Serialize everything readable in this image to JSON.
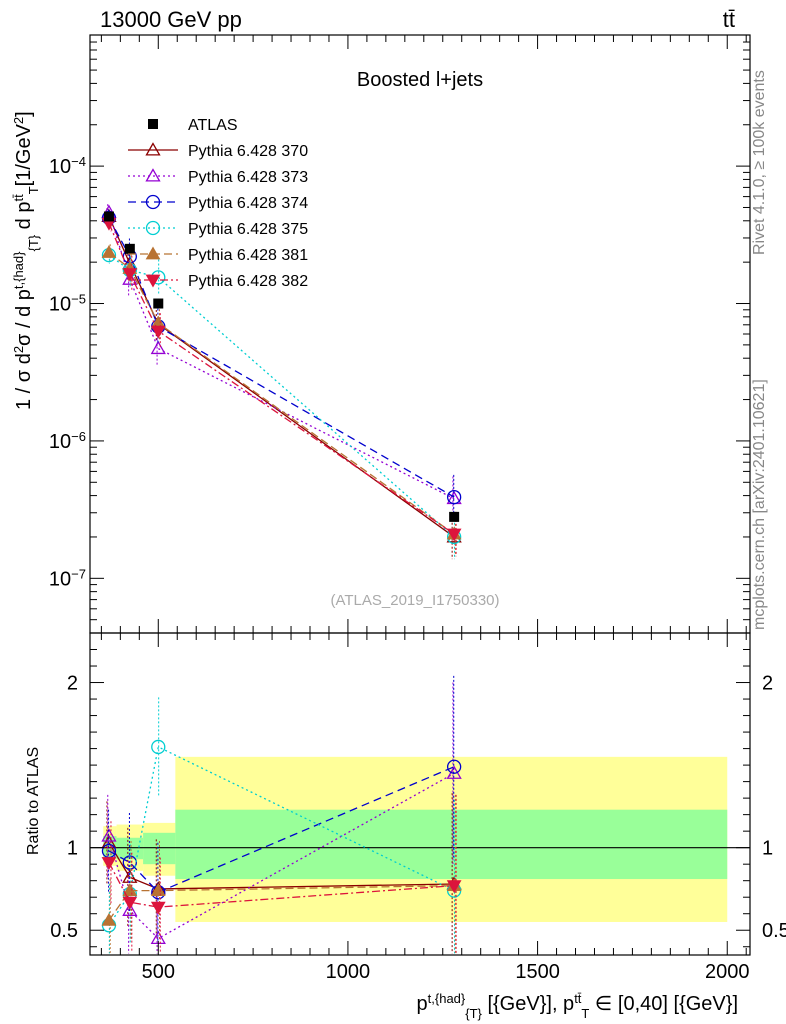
{
  "header": {
    "left": "13000 GeV pp",
    "right": "tt̄"
  },
  "side_labels": {
    "rivet": "Rivet 4.1.0, ≥ 100k events",
    "mcplots": "mcplots.cern.ch [arXiv:2401.10621]"
  },
  "main_axis": {
    "ylabel": "1 / σ d²σ / d p^{t,{had}}_{T} d p^{tt̄}_{T} [1/GeV²]",
    "ylim": [
      4e-08,
      0.0009
    ],
    "yscale": "log",
    "y_tick_labels": [
      "10^-7",
      "10^-6",
      "10^-5",
      "10^-4"
    ]
  },
  "ratio_axis": {
    "ylabel": "Ratio to ATLAS",
    "ylim": [
      0.35,
      2.3
    ],
    "y_tick_labels": [
      "0.5",
      "1",
      "2"
    ]
  },
  "x_axis": {
    "xlabel": "p^{t,{had}}_{T} [{GeV}], p^{tt̄}_{T} ∈ [0,40] [{GeV}]",
    "xlim": [
      320,
      2060
    ],
    "x_tick_labels": [
      "500",
      "1000",
      "1500",
      "2000"
    ]
  },
  "chart_data": {
    "type": "scatter",
    "title": "Boosted l+jets",
    "analysis_tag": "(ATLAS_2019_I1750330)",
    "x": [
      370,
      425,
      500,
      1280
    ],
    "bin_edges": [
      355,
      390,
      460,
      545,
      2000
    ],
    "reference": {
      "name": "ATLAS",
      "values": [
        4.3e-05,
        2.5e-05,
        1e-05,
        2.8e-07
      ],
      "band_inner": [
        [
          0.94,
          1.07
        ],
        [
          0.93,
          1.06
        ],
        [
          0.9,
          1.09
        ],
        [
          0.81,
          1.23
        ]
      ],
      "band_outer": [
        [
          0.89,
          1.13
        ],
        [
          0.86,
          1.14
        ],
        [
          0.83,
          1.15
        ],
        [
          0.55,
          1.55
        ]
      ]
    },
    "series": [
      {
        "name": "Pythia 6.428 370",
        "color": "#8b0000",
        "dash": "",
        "marker": "triangle-up-open",
        "values": [
          4.3e-05,
          1.95e-05,
          7.1e-06,
          2e-07
        ],
        "ratio": [
          1.03,
          0.82,
          0.75,
          0.78
        ]
      },
      {
        "name": "Pythia 6.428 373",
        "color": "#9400d3",
        "dash": "2,3",
        "marker": "triangle-up-open",
        "values": [
          4.6e-05,
          1.5e-05,
          4.7e-06,
          3.8e-07
        ],
        "ratio": [
          1.07,
          0.62,
          0.45,
          1.45
        ]
      },
      {
        "name": "Pythia 6.428 374",
        "color": "#0000cd",
        "dash": "8,5",
        "marker": "circle-open",
        "values": [
          4.2e-05,
          2.2e-05,
          6.8e-06,
          3.9e-07
        ],
        "ratio": [
          0.98,
          0.91,
          0.73,
          1.49
        ]
      },
      {
        "name": "Pythia 6.428 375",
        "color": "#00ced1",
        "dash": "2,3",
        "marker": "circle-open",
        "values": [
          2.25e-05,
          1.75e-05,
          1.55e-05,
          2e-07
        ],
        "ratio": [
          0.53,
          0.72,
          1.61,
          0.74
        ]
      },
      {
        "name": "Pythia 6.428 381",
        "color": "#b87333",
        "dash": "8,4",
        "marker": "triangle-up-filled",
        "values": [
          2.35e-05,
          1.8e-05,
          7.2e-06,
          2.1e-07
        ],
        "ratio": [
          0.56,
          0.74,
          0.74,
          0.77
        ]
      },
      {
        "name": "Pythia 6.428 382",
        "color": "#dc143c",
        "dash": "8,3,2,3",
        "marker": "triangle-down-filled",
        "values": [
          3.85e-05,
          1.65e-05,
          6.3e-06,
          2.1e-07
        ],
        "ratio": [
          0.91,
          0.67,
          0.64,
          0.77
        ]
      }
    ]
  }
}
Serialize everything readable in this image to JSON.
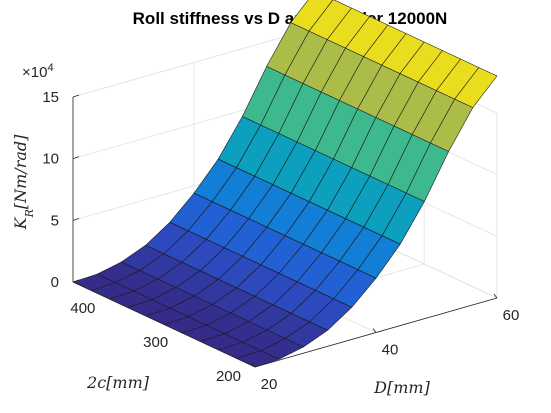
{
  "chart_data": {
    "type": "surface",
    "title": {
      "prefix": "Roll stiffness vs D and I",
      "subscript": "2",
      "suffix": " under 12000N"
    },
    "xlabel": "D[mm]",
    "ylabel": "2c[mm]",
    "zlabel": {
      "base": "K",
      "subscript": "R",
      "rest": "[Nm/rad]"
    },
    "x_range": [
      20,
      60
    ],
    "y_range": [
      200,
      450
    ],
    "z_range": [
      0,
      150000
    ],
    "x_ticks": [
      {
        "v": 20,
        "label": "20"
      },
      {
        "v": 40,
        "label": "40"
      },
      {
        "v": 60,
        "label": "60"
      }
    ],
    "y_ticks": [
      {
        "v": 200,
        "label": "200"
      },
      {
        "v": 300,
        "label": "300"
      },
      {
        "v": 400,
        "label": "400"
      }
    ],
    "z_ticks": [
      {
        "v": 0,
        "label": "0"
      },
      {
        "v": 50000,
        "label": "5"
      },
      {
        "v": 100000,
        "label": "10"
      },
      {
        "v": 150000,
        "label": "15"
      }
    ],
    "z_multiplier": {
      "base": "×10",
      "exponent": "4"
    },
    "grid": true,
    "colormap": "parula",
    "x_grid": [
      20,
      24,
      28,
      32,
      36,
      40,
      44,
      48,
      52,
      56,
      60
    ],
    "y_grid": [
      200,
      225,
      250,
      275,
      300,
      325,
      350,
      375,
      400,
      425,
      450
    ],
    "z_by_x": [
      0,
      800,
      5000,
      13000,
      26000,
      44000,
      66000,
      95000,
      130000,
      160000,
      180000
    ],
    "z_variation_with_y": "approximately constant"
  }
}
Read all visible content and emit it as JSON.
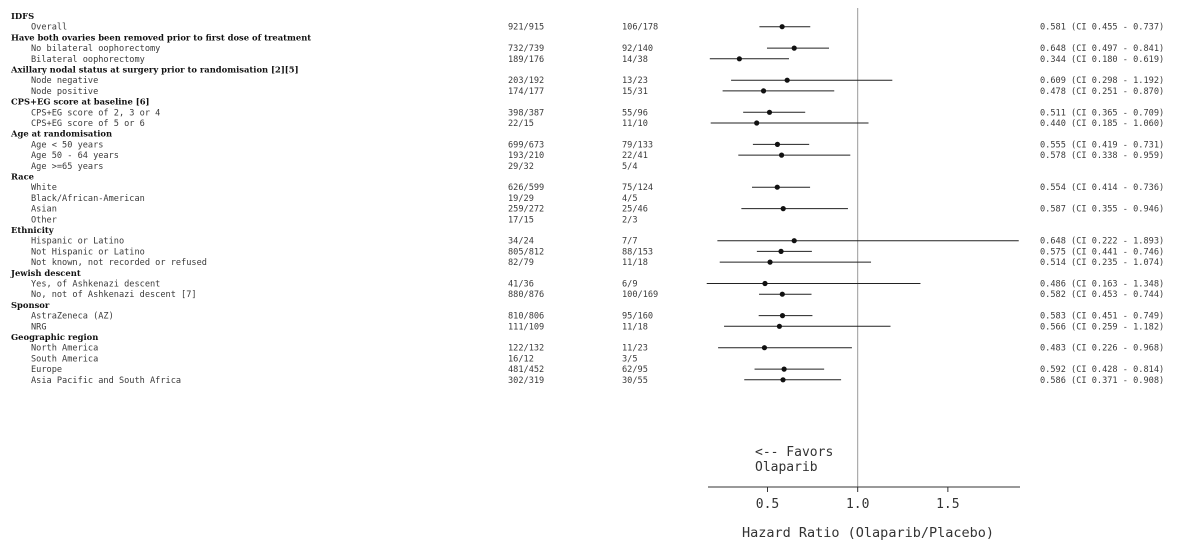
{
  "chart_data": {
    "type": "forest",
    "xlabel": "Hazard Ratio (Olaparib/Placebo)",
    "xticks": [
      0.5,
      1.0,
      1.5
    ],
    "xtick_labels": [
      "0.5",
      "1.0",
      "1.5"
    ],
    "xlim": [
      0.17,
      1.9
    ],
    "reference_line": 1.0,
    "annotation": [
      "<-- Favors",
      "Olaparib"
    ],
    "rows": [
      {
        "kind": "header",
        "label": "IDFS"
      },
      {
        "kind": "sub",
        "label": "Overall",
        "events_a": "921/915",
        "events_b": "106/178",
        "hr": 0.581,
        "lo": 0.455,
        "hi": 0.737,
        "ci_text": "0.581 (CI 0.455 - 0.737)"
      },
      {
        "kind": "header",
        "label": "Have both ovaries been removed prior to first dose of treatment"
      },
      {
        "kind": "sub",
        "label": "No bilateral oophorectomy",
        "events_a": "732/739",
        "events_b": "92/140",
        "hr": 0.648,
        "lo": 0.497,
        "hi": 0.841,
        "ci_text": "0.648 (CI 0.497 - 0.841)"
      },
      {
        "kind": "sub",
        "label": "Bilateral oophorectomy",
        "events_a": "189/176",
        "events_b": "14/38",
        "hr": 0.344,
        "lo": 0.18,
        "hi": 0.619,
        "ci_text": "0.344 (CI 0.180 - 0.619)"
      },
      {
        "kind": "header",
        "label": "Axillary nodal status at surgery prior to randomisation [2][5]"
      },
      {
        "kind": "sub",
        "label": "Node negative",
        "events_a": "203/192",
        "events_b": "13/23",
        "hr": 0.609,
        "lo": 0.298,
        "hi": 1.192,
        "ci_text": "0.609 (CI 0.298 - 1.192)"
      },
      {
        "kind": "sub",
        "label": "Node positive",
        "events_a": "174/177",
        "events_b": "15/31",
        "hr": 0.478,
        "lo": 0.251,
        "hi": 0.87,
        "ci_text": "0.478 (CI 0.251 - 0.870)"
      },
      {
        "kind": "header",
        "label": "CPS+EG score at baseline  [6]"
      },
      {
        "kind": "sub",
        "label": "CPS+EG score of 2, 3 or 4",
        "events_a": "398/387",
        "events_b": "55/96",
        "hr": 0.511,
        "lo": 0.365,
        "hi": 0.709,
        "ci_text": "0.511 (CI 0.365 - 0.709)"
      },
      {
        "kind": "sub",
        "label": "CPS+EG score of 5 or 6",
        "events_a": "22/15",
        "events_b": "11/10",
        "hr": 0.44,
        "lo": 0.185,
        "hi": 1.06,
        "ci_text": "0.440 (CI 0.185 - 1.060)"
      },
      {
        "kind": "header",
        "label": "Age at randomisation"
      },
      {
        "kind": "sub",
        "label": "Age < 50 years",
        "events_a": "699/673",
        "events_b": "79/133",
        "hr": 0.555,
        "lo": 0.419,
        "hi": 0.731,
        "ci_text": "0.555 (CI 0.419 - 0.731)"
      },
      {
        "kind": "sub",
        "label": "Age 50 - 64 years",
        "events_a": "193/210",
        "events_b": "22/41",
        "hr": 0.578,
        "lo": 0.338,
        "hi": 0.959,
        "ci_text": "0.578 (CI 0.338 - 0.959)"
      },
      {
        "kind": "sub",
        "label": "Age >=65 years",
        "events_a": "29/32",
        "events_b": "5/4"
      },
      {
        "kind": "header",
        "label": "Race"
      },
      {
        "kind": "sub",
        "label": "White",
        "events_a": "626/599",
        "events_b": "75/124",
        "hr": 0.554,
        "lo": 0.414,
        "hi": 0.736,
        "ci_text": "0.554 (CI 0.414 - 0.736)"
      },
      {
        "kind": "sub",
        "label": "Black/African-American",
        "events_a": "19/29",
        "events_b": "4/5"
      },
      {
        "kind": "sub",
        "label": "Asian",
        "events_a": "259/272",
        "events_b": "25/46",
        "hr": 0.587,
        "lo": 0.355,
        "hi": 0.946,
        "ci_text": "0.587 (CI 0.355 - 0.946)"
      },
      {
        "kind": "sub",
        "label": "Other",
        "events_a": "17/15",
        "events_b": "2/3"
      },
      {
        "kind": "header",
        "label": "Ethnicity"
      },
      {
        "kind": "sub",
        "label": "Hispanic or Latino",
        "events_a": "34/24",
        "events_b": "7/7",
        "hr": 0.648,
        "lo": 0.222,
        "hi": 1.893,
        "ci_text": "0.648 (CI 0.222 - 1.893)"
      },
      {
        "kind": "sub",
        "label": "Not Hispanic or Latino",
        "events_a": "805/812",
        "events_b": "88/153",
        "hr": 0.575,
        "lo": 0.441,
        "hi": 0.746,
        "ci_text": "0.575 (CI 0.441 - 0.746)"
      },
      {
        "kind": "sub",
        "label": "Not known, not recorded or refused",
        "events_a": "82/79",
        "events_b": "11/18",
        "hr": 0.514,
        "lo": 0.235,
        "hi": 1.074,
        "ci_text": "0.514 (CI 0.235 - 1.074)"
      },
      {
        "kind": "header",
        "label": "Jewish descent"
      },
      {
        "kind": "sub",
        "label": "Yes, of Ashkenazi descent",
        "events_a": "41/36",
        "events_b": "6/9",
        "hr": 0.486,
        "lo": 0.163,
        "hi": 1.348,
        "ci_text": "0.486 (CI 0.163 - 1.348)"
      },
      {
        "kind": "sub",
        "label": "No, not of Ashkenazi descent [7]",
        "events_a": "880/876",
        "events_b": "100/169",
        "hr": 0.582,
        "lo": 0.453,
        "hi": 0.744,
        "ci_text": "0.582 (CI 0.453 - 0.744)"
      },
      {
        "kind": "header",
        "label": "Sponsor"
      },
      {
        "kind": "sub",
        "label": "AstraZeneca (AZ)",
        "events_a": "810/806",
        "events_b": "95/160",
        "hr": 0.583,
        "lo": 0.451,
        "hi": 0.749,
        "ci_text": "0.583 (CI 0.451 - 0.749)"
      },
      {
        "kind": "sub",
        "label": "NRG",
        "events_a": "111/109",
        "events_b": "11/18",
        "hr": 0.566,
        "lo": 0.259,
        "hi": 1.182,
        "ci_text": "0.566 (CI 0.259 - 1.182)"
      },
      {
        "kind": "header",
        "label": "Geographic region"
      },
      {
        "kind": "sub",
        "label": "North America",
        "events_a": "122/132",
        "events_b": "11/23",
        "hr": 0.483,
        "lo": 0.226,
        "hi": 0.968,
        "ci_text": "0.483 (CI 0.226 - 0.968)"
      },
      {
        "kind": "sub",
        "label": "South America",
        "events_a": "16/12",
        "events_b": "3/5"
      },
      {
        "kind": "sub",
        "label": "Europe",
        "events_a": "481/452",
        "events_b": "62/95",
        "hr": 0.592,
        "lo": 0.428,
        "hi": 0.814,
        "ci_text": "0.592 (CI 0.428 - 0.814)"
      },
      {
        "kind": "sub",
        "label": "Asia Pacific and South Africa",
        "events_a": "302/319",
        "events_b": "30/55",
        "hr": 0.586,
        "lo": 0.371,
        "hi": 0.908,
        "ci_text": "0.586 (CI 0.371 - 0.908)"
      }
    ]
  }
}
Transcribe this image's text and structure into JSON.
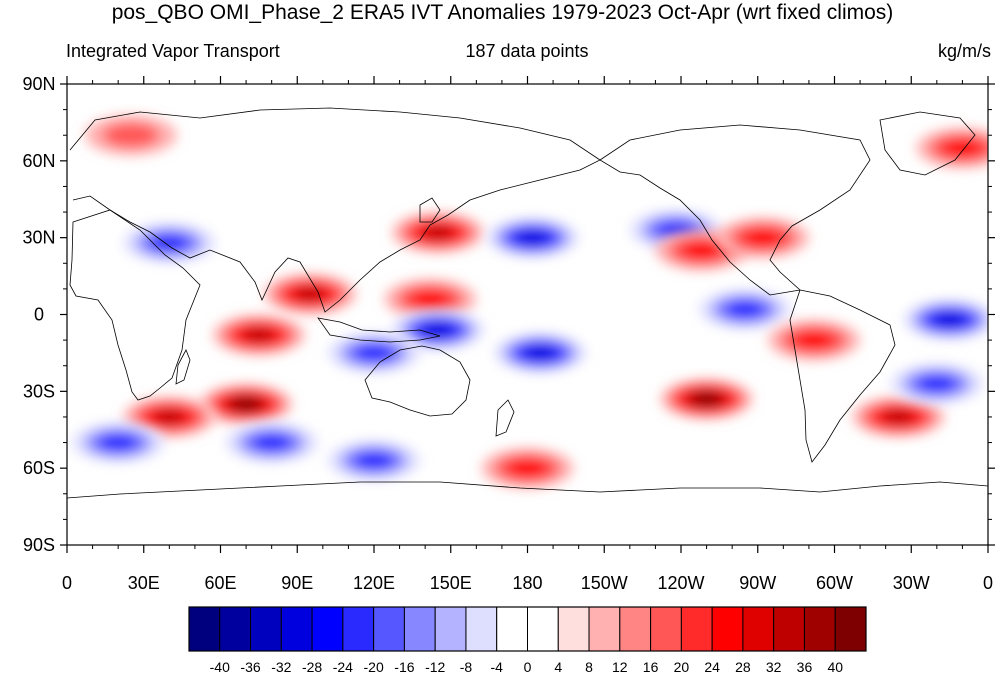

* Short exercise:
In the records above, find the lines containing "score" and copy them.

* Written answer:
        "label": "CPS+EG score at baseline  [6]"
        "label": "CPS+EG score of 2, 3 or 4",
        "label": "CPS+EG score of 5 or 6",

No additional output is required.